*THE INPUT*:
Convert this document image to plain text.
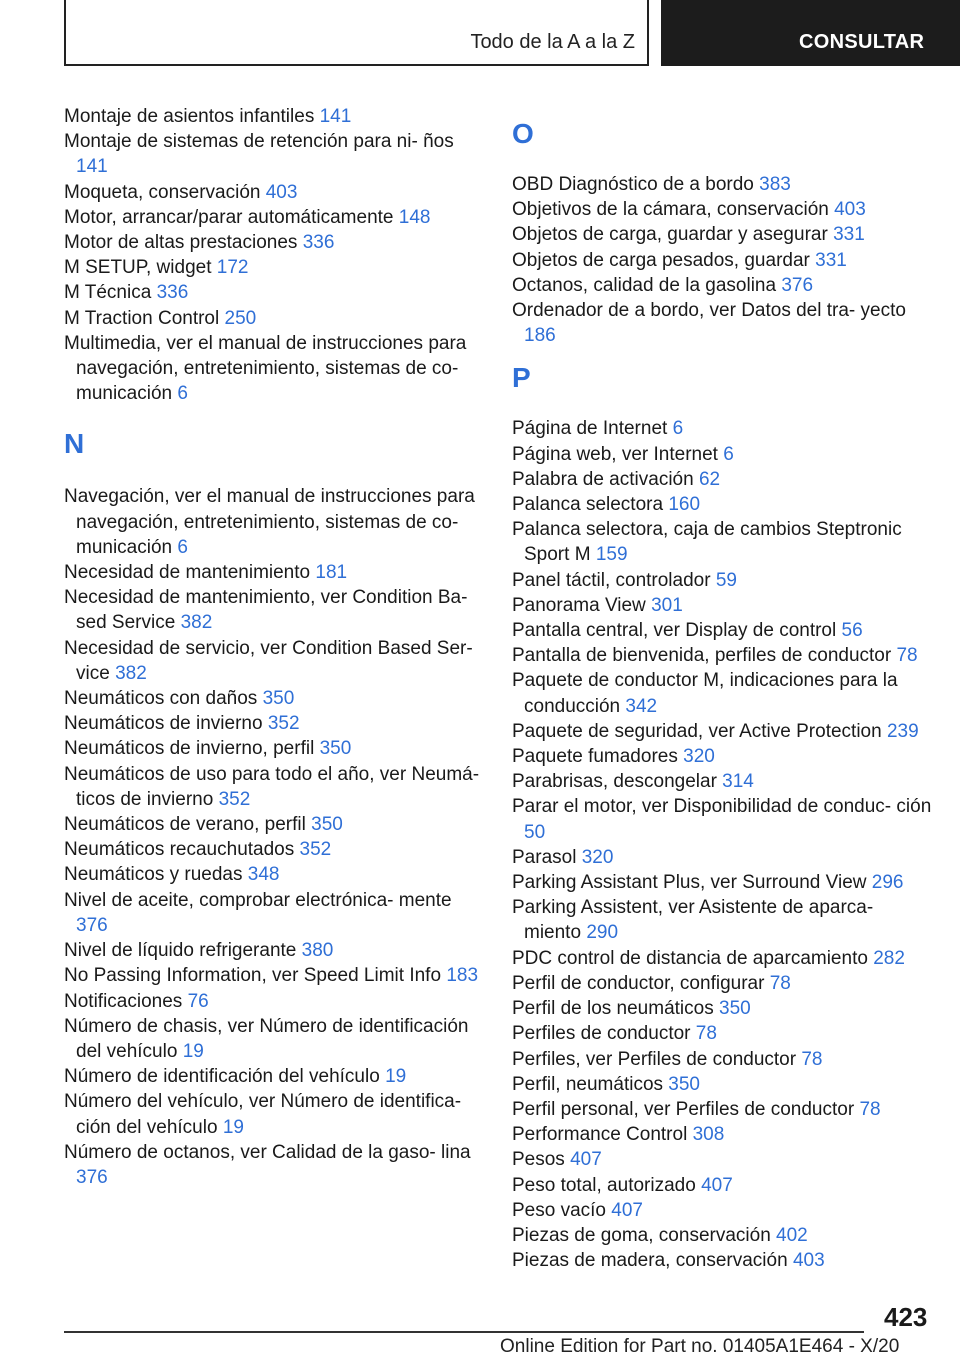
Todo de la A a la Z	CONSULTAR
Montaje de asientos infantiles 141
Montaje de sistemas de retención para ni‐ ños 141
Moqueta, conservación 403
Motor, arrancar/parar automáticamente 148
Motor de altas prestaciones 336
M SETUP, widget 172
M Técnica 336
M Traction Control 250
Multimedia, ver el manual de instrucciones para navegación, entretenimiento, sistemas de co‐ municación 6
N
Navegación, ver el manual de instrucciones para navegación, entretenimiento, sistemas de co‐ municación 6
Necesidad de mantenimiento 181
Necesidad de mantenimiento, ver Condition Ba‐ sed Service 382
Necesidad de servicio, ver Condition Based Ser‐ vice 382
Neumáticos con daños 350
Neumáticos de invierno 352
Neumáticos de invierno, perfil 350
Neumáticos de uso para todo el año, ver Neumá‐ ticos de invierno 352
Neumáticos de verano, perfil 350
Neumáticos recauchutados 352
Neumáticos y ruedas 348
Nivel de aceite, comprobar electrónica‐ mente 376
Nivel de líquido refrigerante 380
No Passing Information, ver Speed Limit Info 183
Notificaciones 76
Número de chasis, ver Número de identificación del vehículo 19
Número de identificación del vehículo 19
Número del vehículo, ver Número de identifica‐ ción del vehículo 19
Número de octanos, ver Calidad de la gaso‐ lina 376
O
OBD Diagnóstico de a bordo 383
Objetivos de la cámara, conservación 403
Objetos de carga, guardar y asegurar 331
Objetos de carga pesados, guardar 331
Octanos, calidad de la gasolina 376
Ordenador de a bordo, ver Datos del tra‐ yecto 186
P
Página de Internet 6
Página web, ver Internet 6
Palabra de activación 62
Palanca selectora 160
Palanca selectora, caja de cambios Steptronic Sport M 159
Panel táctil, controlador 59
Panorama View 301
Pantalla central, ver Display de control 56
Pantalla de bienvenida, perfiles de conductor 78
Paquete de conductor M, indicaciones para la conducción 342
Paquete de seguridad, ver Active Protection 239
Paquete fumadores 320
Parabrisas, descongelar 314
Parar el motor, ver Disponibilidad de conduc‐ ción 50
Parasol 320
Parking Assistant Plus, ver Surround View 296
Parking Assistent, ver Asistente de aparca‐ miento 290
PDC control de distancia de aparcamiento 282
Perfil de conductor, configurar 78
Perfil de los neumáticos 350
Perfiles de conductor 78
Perfiles, ver Perfiles de conductor 78
Perfil, neumáticos 350
Perfil personal, ver Perfiles de conductor 78
Performance Control 308
Pesos 407
Peso total, autorizado 407
Peso vacío 407
Piezas de goma, conservación 402
Piezas de madera, conservación 403
423
Online Edition for Part no. 01405A1E464 - X/20
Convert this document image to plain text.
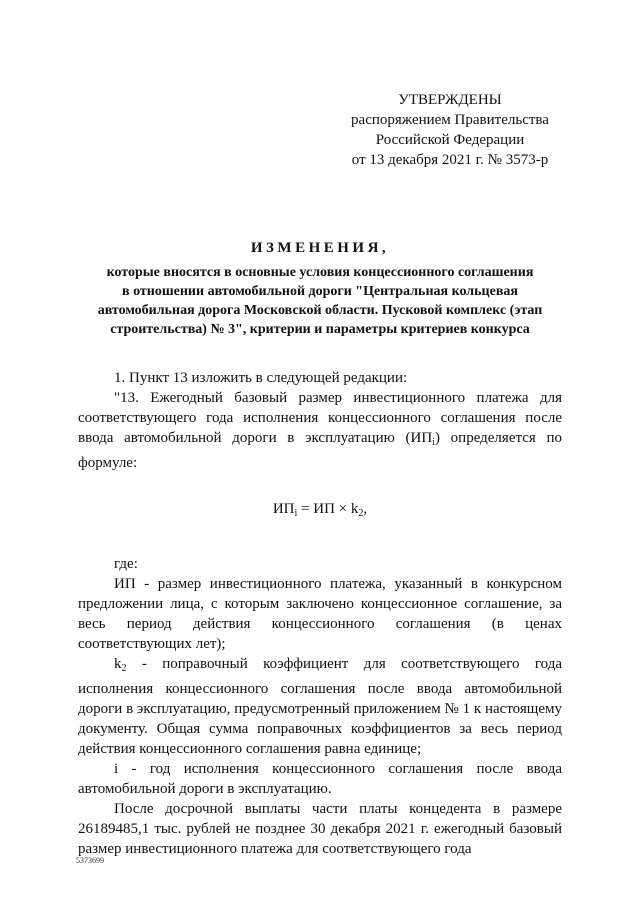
УТВЕРЖДЕНЫ
распоряжением Правительства
Российской Федерации
от 13 декабря 2021 г. № 3573-р
ИЗМЕНЕНИЯ,
которые вносятся в основные условия концессионного соглашения
в отношении автомобильной дороги "Центральная кольцевая
автомобильная дорога Московской области. Пусковой комплекс (этап
строительства) № 3", критерии и параметры критериев конкурса

1. Пункт 13 изложить в следующей редакции:

"13. Ежегодный базовый размер инвестиционного платежа для соответствующего года исполнения концессионного соглашения после ввода автомобильной дороги в эксплуатацию $(ИП_i)$ определяется по формуле:

$ИП_i$ = ИП × $k_2$,

где:

ИП - размер инвестиционного платежа, указанный в конкурсном предложении лица, с которым заключено концессионное соглашение, за весь период действия концессионного соглашения (в ценах соответствующих лет);

$k_2$ - поправочный коэффициент для соответствующего года исполнения концессионного соглашения после ввода автомобильной дороги в эксплуатацию, предусмотренный приложением № 1 к настоящему документу. Общая сумма поправочных коэффициентов за весь период действия концессионного соглашения равна единице;

i - год исполнения концессионного соглашения после ввода автомобильной дороги в эксплуатацию.

После досрочной выплаты части платы концедента в размере 26189485,1 тыс. рублей не позднее 30 декабря 2021 г. ежегодный базовый размер инвестиционного платежа для соответствующего года

5373699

*YOUR GOAL*: Of all the lines above, how many contain "концессионного"? Give the number and nothing more.

*REPLY TO THE EXERCISE*: 5